| What you need to do |
Look below. Copy each line that has "type" in it.

## start Given data

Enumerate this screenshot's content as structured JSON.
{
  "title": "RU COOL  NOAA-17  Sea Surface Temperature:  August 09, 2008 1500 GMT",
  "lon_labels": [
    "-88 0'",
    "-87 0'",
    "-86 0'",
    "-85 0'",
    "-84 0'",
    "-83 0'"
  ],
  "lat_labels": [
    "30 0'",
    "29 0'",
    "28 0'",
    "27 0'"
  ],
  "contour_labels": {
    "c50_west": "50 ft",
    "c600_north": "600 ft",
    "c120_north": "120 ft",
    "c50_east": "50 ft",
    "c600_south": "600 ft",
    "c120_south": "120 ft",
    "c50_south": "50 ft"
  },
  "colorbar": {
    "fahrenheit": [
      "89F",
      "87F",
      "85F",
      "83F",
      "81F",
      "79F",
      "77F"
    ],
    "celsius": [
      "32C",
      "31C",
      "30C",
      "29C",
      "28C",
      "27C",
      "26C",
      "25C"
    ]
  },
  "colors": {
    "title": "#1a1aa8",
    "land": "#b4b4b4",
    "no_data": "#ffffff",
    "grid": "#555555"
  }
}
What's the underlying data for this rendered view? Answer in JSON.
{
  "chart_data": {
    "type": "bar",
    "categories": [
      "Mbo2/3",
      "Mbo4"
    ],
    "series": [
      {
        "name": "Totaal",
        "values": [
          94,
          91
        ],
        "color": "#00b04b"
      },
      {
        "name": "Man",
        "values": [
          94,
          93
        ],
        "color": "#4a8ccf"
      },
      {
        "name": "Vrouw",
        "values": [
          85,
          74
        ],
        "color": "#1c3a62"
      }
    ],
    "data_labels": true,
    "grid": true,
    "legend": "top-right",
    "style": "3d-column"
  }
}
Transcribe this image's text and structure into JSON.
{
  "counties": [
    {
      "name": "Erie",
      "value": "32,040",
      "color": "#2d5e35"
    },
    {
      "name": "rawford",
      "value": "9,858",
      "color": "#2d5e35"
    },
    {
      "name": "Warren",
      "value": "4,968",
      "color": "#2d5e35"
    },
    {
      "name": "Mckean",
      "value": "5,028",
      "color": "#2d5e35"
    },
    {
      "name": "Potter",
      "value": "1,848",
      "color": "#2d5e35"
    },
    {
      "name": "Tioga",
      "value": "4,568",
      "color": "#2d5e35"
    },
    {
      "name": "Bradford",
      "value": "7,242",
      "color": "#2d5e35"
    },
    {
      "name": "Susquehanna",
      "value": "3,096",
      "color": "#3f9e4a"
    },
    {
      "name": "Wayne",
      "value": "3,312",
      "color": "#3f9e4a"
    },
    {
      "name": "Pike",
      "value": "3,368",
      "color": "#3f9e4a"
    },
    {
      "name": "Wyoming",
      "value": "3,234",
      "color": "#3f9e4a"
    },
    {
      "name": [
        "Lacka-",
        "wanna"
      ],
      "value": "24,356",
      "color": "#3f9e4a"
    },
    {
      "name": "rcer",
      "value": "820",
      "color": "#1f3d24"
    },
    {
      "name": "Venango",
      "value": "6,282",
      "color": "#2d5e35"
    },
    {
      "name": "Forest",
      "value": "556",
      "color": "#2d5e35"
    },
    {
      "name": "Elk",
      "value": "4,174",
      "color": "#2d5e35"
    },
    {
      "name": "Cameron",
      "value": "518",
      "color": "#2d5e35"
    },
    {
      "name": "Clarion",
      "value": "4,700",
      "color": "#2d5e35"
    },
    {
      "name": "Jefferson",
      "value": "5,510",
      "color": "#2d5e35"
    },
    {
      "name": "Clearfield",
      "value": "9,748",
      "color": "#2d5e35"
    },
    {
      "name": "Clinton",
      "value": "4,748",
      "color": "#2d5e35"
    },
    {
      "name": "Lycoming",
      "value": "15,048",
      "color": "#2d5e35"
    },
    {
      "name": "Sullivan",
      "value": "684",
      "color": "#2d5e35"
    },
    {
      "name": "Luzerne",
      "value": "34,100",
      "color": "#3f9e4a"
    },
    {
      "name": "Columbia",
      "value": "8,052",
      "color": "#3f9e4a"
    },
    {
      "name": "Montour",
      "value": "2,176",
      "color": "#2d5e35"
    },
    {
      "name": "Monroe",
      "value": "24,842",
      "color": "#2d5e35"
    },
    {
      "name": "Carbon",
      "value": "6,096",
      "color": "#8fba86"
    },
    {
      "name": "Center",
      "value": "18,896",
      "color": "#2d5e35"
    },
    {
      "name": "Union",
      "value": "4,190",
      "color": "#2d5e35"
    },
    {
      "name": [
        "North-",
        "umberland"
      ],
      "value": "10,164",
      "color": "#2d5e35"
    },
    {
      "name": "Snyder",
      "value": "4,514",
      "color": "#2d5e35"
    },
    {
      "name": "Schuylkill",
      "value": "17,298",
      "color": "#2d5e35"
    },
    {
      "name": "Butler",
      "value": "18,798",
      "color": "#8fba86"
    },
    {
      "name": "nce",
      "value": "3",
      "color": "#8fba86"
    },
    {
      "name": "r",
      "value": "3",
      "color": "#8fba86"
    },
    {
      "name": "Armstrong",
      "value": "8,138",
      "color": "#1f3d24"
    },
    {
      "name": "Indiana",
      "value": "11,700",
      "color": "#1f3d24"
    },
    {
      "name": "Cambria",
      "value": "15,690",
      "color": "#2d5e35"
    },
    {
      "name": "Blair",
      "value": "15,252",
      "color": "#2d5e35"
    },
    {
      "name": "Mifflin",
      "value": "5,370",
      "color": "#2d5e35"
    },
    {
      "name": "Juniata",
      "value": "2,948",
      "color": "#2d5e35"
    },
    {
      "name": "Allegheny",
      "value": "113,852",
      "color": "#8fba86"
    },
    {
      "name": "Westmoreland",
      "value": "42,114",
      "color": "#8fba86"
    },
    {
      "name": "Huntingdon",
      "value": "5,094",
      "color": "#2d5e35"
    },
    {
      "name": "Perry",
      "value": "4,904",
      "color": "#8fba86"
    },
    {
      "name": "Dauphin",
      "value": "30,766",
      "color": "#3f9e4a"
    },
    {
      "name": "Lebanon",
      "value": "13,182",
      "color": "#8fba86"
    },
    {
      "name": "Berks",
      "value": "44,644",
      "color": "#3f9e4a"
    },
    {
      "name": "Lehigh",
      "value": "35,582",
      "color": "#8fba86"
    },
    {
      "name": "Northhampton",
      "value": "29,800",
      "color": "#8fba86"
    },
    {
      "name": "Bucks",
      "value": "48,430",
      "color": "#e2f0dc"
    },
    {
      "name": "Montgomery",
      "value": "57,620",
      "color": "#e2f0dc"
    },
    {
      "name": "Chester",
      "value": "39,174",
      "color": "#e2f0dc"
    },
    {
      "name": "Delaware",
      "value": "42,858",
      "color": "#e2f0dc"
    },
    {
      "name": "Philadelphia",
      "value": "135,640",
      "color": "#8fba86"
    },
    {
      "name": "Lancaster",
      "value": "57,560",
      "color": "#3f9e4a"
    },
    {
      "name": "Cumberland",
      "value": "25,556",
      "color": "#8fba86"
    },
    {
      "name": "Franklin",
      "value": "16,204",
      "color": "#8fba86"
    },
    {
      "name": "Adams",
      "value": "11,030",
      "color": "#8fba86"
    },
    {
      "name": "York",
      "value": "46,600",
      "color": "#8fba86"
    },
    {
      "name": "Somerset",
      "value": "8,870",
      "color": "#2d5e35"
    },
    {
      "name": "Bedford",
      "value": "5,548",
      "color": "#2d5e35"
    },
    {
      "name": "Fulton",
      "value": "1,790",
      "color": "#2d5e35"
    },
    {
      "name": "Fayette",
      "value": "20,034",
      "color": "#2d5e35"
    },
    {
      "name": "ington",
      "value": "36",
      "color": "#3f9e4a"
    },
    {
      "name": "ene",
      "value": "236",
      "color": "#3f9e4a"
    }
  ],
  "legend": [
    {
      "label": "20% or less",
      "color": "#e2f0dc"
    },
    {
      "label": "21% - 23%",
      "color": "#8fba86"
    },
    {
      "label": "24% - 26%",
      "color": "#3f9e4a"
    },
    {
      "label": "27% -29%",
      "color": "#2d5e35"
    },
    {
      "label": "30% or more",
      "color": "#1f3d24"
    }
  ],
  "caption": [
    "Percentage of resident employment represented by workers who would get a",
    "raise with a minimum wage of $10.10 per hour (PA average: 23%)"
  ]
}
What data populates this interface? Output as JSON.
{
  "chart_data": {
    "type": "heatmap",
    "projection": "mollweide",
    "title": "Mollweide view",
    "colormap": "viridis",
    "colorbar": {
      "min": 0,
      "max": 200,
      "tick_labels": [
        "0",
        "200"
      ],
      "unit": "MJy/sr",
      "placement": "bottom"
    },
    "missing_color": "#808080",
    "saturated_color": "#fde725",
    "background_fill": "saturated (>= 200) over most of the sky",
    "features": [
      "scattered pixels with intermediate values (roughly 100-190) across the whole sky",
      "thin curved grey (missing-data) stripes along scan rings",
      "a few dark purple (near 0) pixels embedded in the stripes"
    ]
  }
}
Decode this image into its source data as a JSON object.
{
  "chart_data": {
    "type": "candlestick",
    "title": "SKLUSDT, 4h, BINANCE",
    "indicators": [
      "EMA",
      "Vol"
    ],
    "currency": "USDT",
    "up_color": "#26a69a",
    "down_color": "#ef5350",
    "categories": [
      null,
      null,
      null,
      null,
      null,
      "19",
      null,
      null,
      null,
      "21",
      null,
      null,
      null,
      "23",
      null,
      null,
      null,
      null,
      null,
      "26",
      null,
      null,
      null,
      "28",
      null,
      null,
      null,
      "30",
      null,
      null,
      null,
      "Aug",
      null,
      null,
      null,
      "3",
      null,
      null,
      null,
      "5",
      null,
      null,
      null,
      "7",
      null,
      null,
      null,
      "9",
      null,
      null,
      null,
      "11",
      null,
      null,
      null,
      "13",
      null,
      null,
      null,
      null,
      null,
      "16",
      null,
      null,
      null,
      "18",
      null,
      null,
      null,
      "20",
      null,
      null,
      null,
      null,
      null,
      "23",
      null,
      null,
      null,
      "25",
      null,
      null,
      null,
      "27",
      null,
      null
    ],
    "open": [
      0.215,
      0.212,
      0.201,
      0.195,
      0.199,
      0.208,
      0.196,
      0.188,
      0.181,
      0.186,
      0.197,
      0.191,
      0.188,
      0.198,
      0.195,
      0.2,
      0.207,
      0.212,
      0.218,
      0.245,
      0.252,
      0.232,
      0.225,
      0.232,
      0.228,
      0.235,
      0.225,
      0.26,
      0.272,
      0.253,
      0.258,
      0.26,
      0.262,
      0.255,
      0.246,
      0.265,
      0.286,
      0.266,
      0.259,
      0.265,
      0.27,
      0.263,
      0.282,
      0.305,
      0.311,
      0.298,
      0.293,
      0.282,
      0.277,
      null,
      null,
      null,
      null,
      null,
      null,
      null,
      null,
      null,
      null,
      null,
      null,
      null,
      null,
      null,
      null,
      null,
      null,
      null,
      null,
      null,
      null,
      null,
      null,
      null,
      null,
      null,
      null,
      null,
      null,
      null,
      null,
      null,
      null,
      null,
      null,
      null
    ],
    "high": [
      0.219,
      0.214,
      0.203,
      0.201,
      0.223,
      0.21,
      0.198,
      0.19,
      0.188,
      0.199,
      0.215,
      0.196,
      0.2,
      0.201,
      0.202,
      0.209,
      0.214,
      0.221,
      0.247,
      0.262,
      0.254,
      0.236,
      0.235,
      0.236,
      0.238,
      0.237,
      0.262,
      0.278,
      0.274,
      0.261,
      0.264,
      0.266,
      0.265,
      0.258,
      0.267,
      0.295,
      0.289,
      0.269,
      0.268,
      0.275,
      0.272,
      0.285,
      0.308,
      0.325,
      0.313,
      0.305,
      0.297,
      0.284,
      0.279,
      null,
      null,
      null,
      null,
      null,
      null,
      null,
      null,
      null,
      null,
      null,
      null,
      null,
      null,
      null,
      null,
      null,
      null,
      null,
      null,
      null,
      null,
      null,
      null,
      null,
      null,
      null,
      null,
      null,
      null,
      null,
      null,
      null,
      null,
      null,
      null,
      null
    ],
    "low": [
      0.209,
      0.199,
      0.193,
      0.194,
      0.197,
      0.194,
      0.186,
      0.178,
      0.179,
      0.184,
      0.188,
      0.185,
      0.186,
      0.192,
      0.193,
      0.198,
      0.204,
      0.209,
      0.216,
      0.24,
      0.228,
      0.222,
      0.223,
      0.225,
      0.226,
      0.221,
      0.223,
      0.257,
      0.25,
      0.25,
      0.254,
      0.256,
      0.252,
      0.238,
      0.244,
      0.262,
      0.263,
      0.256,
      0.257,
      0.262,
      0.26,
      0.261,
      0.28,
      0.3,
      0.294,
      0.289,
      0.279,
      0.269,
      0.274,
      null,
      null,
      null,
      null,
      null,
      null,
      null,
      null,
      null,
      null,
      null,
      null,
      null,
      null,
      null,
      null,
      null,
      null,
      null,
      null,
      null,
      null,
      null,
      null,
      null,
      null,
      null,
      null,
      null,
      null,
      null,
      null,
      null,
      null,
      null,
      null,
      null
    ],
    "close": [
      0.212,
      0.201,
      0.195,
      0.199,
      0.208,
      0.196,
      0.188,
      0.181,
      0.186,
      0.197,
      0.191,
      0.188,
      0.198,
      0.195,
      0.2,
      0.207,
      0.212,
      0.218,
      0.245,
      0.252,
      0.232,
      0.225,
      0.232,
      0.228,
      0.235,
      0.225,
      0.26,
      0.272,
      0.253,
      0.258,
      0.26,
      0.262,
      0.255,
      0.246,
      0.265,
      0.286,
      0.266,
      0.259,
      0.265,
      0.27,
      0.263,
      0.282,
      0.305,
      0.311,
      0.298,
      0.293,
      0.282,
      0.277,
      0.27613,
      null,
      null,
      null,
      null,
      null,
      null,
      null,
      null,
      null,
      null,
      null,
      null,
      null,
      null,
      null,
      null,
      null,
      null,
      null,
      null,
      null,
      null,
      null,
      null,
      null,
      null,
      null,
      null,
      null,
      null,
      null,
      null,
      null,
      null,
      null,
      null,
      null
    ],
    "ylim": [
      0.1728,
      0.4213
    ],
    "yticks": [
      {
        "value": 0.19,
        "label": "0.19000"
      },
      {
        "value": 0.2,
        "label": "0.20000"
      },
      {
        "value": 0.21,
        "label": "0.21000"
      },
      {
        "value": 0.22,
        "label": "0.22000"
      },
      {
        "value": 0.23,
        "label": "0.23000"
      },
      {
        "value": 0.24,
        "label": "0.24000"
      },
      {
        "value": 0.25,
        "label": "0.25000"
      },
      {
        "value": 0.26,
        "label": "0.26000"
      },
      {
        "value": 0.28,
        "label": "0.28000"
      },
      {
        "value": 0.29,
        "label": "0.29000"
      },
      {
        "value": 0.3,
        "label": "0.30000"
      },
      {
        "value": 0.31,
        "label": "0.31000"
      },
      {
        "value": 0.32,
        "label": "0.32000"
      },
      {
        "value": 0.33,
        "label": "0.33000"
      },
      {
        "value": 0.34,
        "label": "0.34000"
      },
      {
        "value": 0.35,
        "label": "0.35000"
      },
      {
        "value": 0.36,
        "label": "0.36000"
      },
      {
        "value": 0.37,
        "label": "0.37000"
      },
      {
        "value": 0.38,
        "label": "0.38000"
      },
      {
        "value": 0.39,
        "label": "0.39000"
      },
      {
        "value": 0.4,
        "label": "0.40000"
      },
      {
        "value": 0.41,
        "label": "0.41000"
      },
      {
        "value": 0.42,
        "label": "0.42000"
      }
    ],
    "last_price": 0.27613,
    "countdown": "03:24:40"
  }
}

## end Given data

| Answer for the task |
    "type": "bar",
    "type": "heatmap",
    "type": "candlestick",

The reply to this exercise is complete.